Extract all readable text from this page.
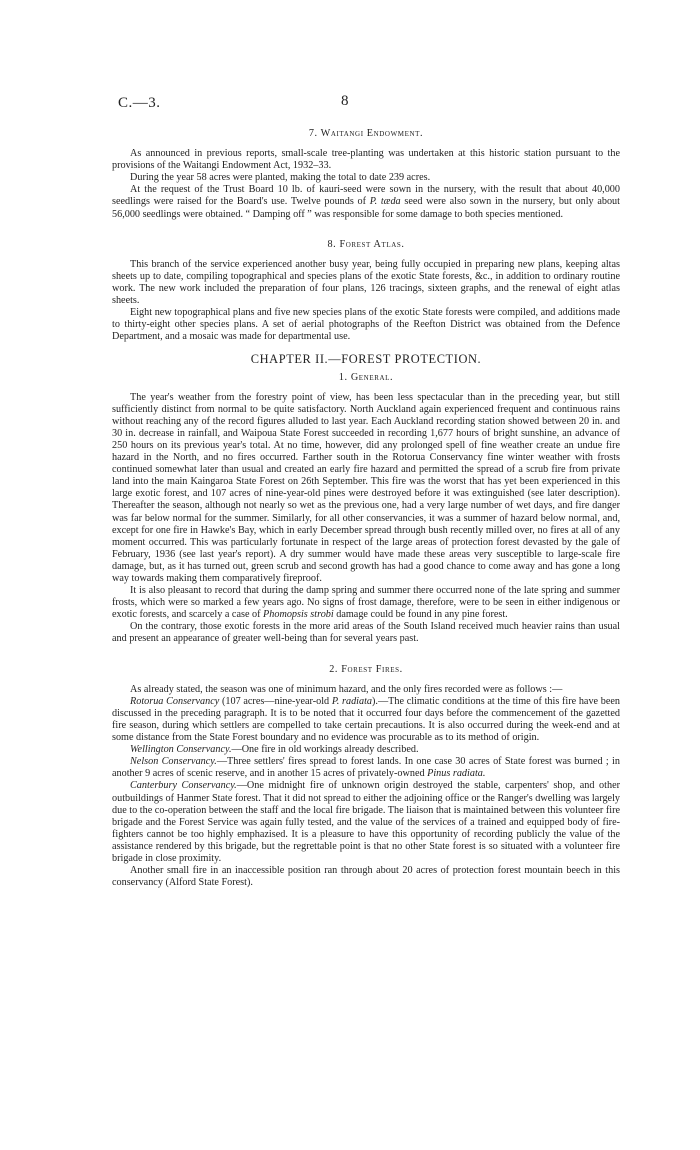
C.—3.	8
7. Waitangi Endowment.

As announced in previous reports, small-scale tree-planting was undertaken at this historic station pursuant to the provisions of the Waitangi Endowment Act, 1932–33.

During the year 58 acres were planted, making the total to date 239 acres.

At the request of the Trust Board 10 lb. of kauri-seed were sown in the nursery, with the result that about 40,000 seedlings were raised for the Board's use. Twelve pounds of P. tæda seed were also sown in the nursery, but only about 56,000 seedlings were obtained. “ Damping off ” was responsible for some damage to both species mentioned.

8. Forest Atlas.

This branch of the service experienced another busy year, being fully occupied in preparing new plans, keeping altas sheets up to date, compiling topographical and species plans of the exotic State forests, &c., in addition to ordinary routine work. The new work included the preparation of four plans, 126 tracings, sixteen graphs, and the renewal of eight atlas sheets.

Eight new topographical plans and five new species plans of the exotic State forests were compiled, and additions made to thirty-eight other species plans. A set of aerial photographs of the Reefton District was obtained from the Defence Department, and a mosaic was made for departmental use.

CHAPTER II.—FOREST PROTECTION.
1. General.

The year's weather from the forestry point of view, has been less spectacular than in the preceding year, but still sufficiently distinct from normal to be quite satisfactory. North Auckland again experienced frequent and continuous rains without reaching any of the record figures alluded to last year. Each Auckland recording station showed between 20 in. and 30 in. decrease in rainfall, and Waipoua State Forest succeeded in recording 1,677 hours of bright sunshine, an advance of 250 hours on its previous year's total. At no time, however, did any prolonged spell of fine weather create an undue fire hazard in the North, and no fires occurred. Farther south in the Rotorua Conservancy fine winter weather with frosts continued somewhat later than usual and created an early fire hazard and permitted the spread of a scrub fire from private land into the main Kaingaroa State Forest on 26th September. This fire was the worst that has yet been experienced in this large exotic forest, and 107 acres of nine-year-old pines were destroyed before it was extinguished (see later description). Thereafter the season, although not nearly so wet as the previous one, had a very large number of wet days, and fire danger was far below normal for the summer. Similarly, for all other conservancies, it was a summer of hazard below normal, and, except for one fire in Hawke's Bay, which in early December spread through bush recently milled over, no fires at all of any moment occurred. This was particularly fortunate in respect of the large areas of protection forest devasted by the gale of February, 1936 (see last year's report). A dry summer would have made these areas very susceptible to large-scale fire damage, but, as it has turned out, green scrub and second growth has had a good chance to come away and has gone a long way towards making them comparatively fireproof.

It is also pleasant to record that during the damp spring and summer there occurred none of the late spring and summer frosts, which were so marked a few years ago. No signs of frost damage, therefore, were to be seen in either indigenous or exotic forests, and scarcely a case of Phomopsis strobi damage could be found in any pine forest.

On the contrary, those exotic forests in the more arid areas of the South Island received much heavier rains than usual and present an appearance of greater well-being than for several years past.

2. Forest Fires.

As already stated, the season was one of minimum hazard, and the only fires recorded were as follows :—

Rotorua Conservancy (107 acres—nine-year-old P. radiata).—The climatic conditions at the time of this fire have been discussed in the preceding paragraph. It is to be noted that it occurred four days before the commencement of the gazetted fire season, during which settlers are compelled to take certain precautions. It is also occurred during the week-end and at some distance from the State Forest boundary and no evidence was procurable as to its method of origin.

Wellington Conservancy.—One fire in old workings already described.

Nelson Conservancy.—Three settlers' fires spread to forest lands. In one case 30 acres of State forest was burned ; in another 9 acres of scenic reserve, and in another 15 acres of privately-owned Pinus radiata.

Canterbury Conservancy.—One midnight fire of unknown origin destroyed the stable, carpenters' shop, and other outbuildings of Hanmer State forest. That it did not spread to either the adjoining office or the Ranger's dwelling was largely due to the co-operation between the staff and the local fire brigade. The liaison that is maintained between this volunteer fire brigade and the Forest Service was again fully tested, and the value of the services of a trained and equipped body of fire-fighters cannot be too highly emphazised. It is a pleasure to have this opportunity of recording publicly the value of the assistance rendered by this brigade, but the regrettable point is that no other State forest is so situated with a volunteer fire brigade in close proximity.

Another small fire in an inaccessible position ran through about 20 acres of protection forest mountain beech in this conservancy (Alford State Forest).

## [SET EXERCISE]
In your copy of the listing above, reproduce each line exactly and omit all pictures.

## [WORKED ANSWER]
Extract all readable text from this page.
C.—3.	8
7. Waitangi Endowment.

As announced in previous reports, small-scale tree-planting was undertaken at this historic station pursuant to the provisions of the Waitangi Endowment Act, 1932–33.

During the year 58 acres were planted, making the total to date 239 acres.

At the request of the Trust Board 10 lb. of kauri-seed were sown in the nursery, with the result that about 40,000 seedlings were raised for the Board's use. Twelve pounds of P. tæda seed were also sown in the nursery, but only about 56,000 seedlings were obtained. “ Damping off ” was responsible for some damage to both species mentioned.

8. Forest Atlas.

This branch of the service experienced another busy year, being fully occupied in preparing new plans, keeping altas sheets up to date, compiling topographical and species plans of the exotic State forests, &c., in addition to ordinary routine work. The new work included the preparation of four plans, 126 tracings, sixteen graphs, and the renewal of eight atlas sheets.

Eight new topographical plans and five new species plans of the exotic State forests were compiled, and additions made to thirty-eight other species plans. A set of aerial photographs of the Reefton District was obtained from the Defence Department, and a mosaic was made for departmental use.

CHAPTER II.—FOREST PROTECTION.
1. General.

The year's weather from the forestry point of view, has been less spectacular than in the preceding year, but still sufficiently distinct from normal to be quite satisfactory. North Auckland again experienced frequent and continuous rains without reaching any of the record figures alluded to last year. Each Auckland recording station showed between 20 in. and 30 in. decrease in rainfall, and Waipoua State Forest succeeded in recording 1,677 hours of bright sunshine, an advance of 250 hours on its previous year's total. At no time, however, did any prolonged spell of fine weather create an undue fire hazard in the North, and no fires occurred. Farther south in the Rotorua Conservancy fine winter weather with frosts continued somewhat later than usual and created an early fire hazard and permitted the spread of a scrub fire from private land into the main Kaingaroa State Forest on 26th September. This fire was the worst that has yet been experienced in this large exotic forest, and 107 acres of nine-year-old pines were destroyed before it was extinguished (see later description). Thereafter the season, although not nearly so wet as the previous one, had a very large number of wet days, and fire danger was far below normal for the summer. Similarly, for all other conservancies, it was a summer of hazard below normal, and, except for one fire in Hawke's Bay, which in early December spread through bush recently milled over, no fires at all of any moment occurred. This was particularly fortunate in respect of the large areas of protection forest devasted by the gale of February, 1936 (see last year's report). A dry summer would have made these areas very susceptible to large-scale fire damage, but, as it has turned out, green scrub and second growth has had a good chance to come away and has gone a long way towards making them comparatively fireproof.

It is also pleasant to record that during the damp spring and summer there occurred none of the late spring and summer frosts, which were so marked a few years ago. No signs of frost damage, therefore, were to be seen in either indigenous or exotic forests, and scarcely a case of Phomopsis strobi damage could be found in any pine forest.

On the contrary, those exotic forests in the more arid areas of the South Island received much heavier rains than usual and present an appearance of greater well-being than for several years past.

2. Forest Fires.

As already stated, the season was one of minimum hazard, and the only fires recorded were as follows :—

Rotorua Conservancy (107 acres—nine-year-old P. radiata).—The climatic conditions at the time of this fire have been discussed in the preceding paragraph. It is to be noted that it occurred four days before the commencement of the gazetted fire season, during which settlers are compelled to take certain precautions. It is also occurred during the week-end and at some distance from the State Forest boundary and no evidence was procurable as to its method of origin.

Wellington Conservancy.—One fire in old workings already described.

Nelson Conservancy.—Three settlers' fires spread to forest lands. In one case 30 acres of State forest was burned ; in another 9 acres of scenic reserve, and in another 15 acres of privately-owned Pinus radiata.

Canterbury Conservancy.—One midnight fire of unknown origin destroyed the stable, carpenters' shop, and other outbuildings of Hanmer State forest. That it did not spread to either the adjoining office or the Ranger's dwelling was largely due to the co-operation between the staff and the local fire brigade. The liaison that is maintained between this volunteer fire brigade and the Forest Service was again fully tested, and the value of the services of a trained and equipped body of fire-fighters cannot be too highly emphazised. It is a pleasure to have this opportunity of recording publicly the value of the assistance rendered by this brigade, but the regrettable point is that no other State forest is so situated with a volunteer fire brigade in close proximity.

Another small fire in an inaccessible position ran through about 20 acres of protection forest mountain beech in this conservancy (Alford State Forest).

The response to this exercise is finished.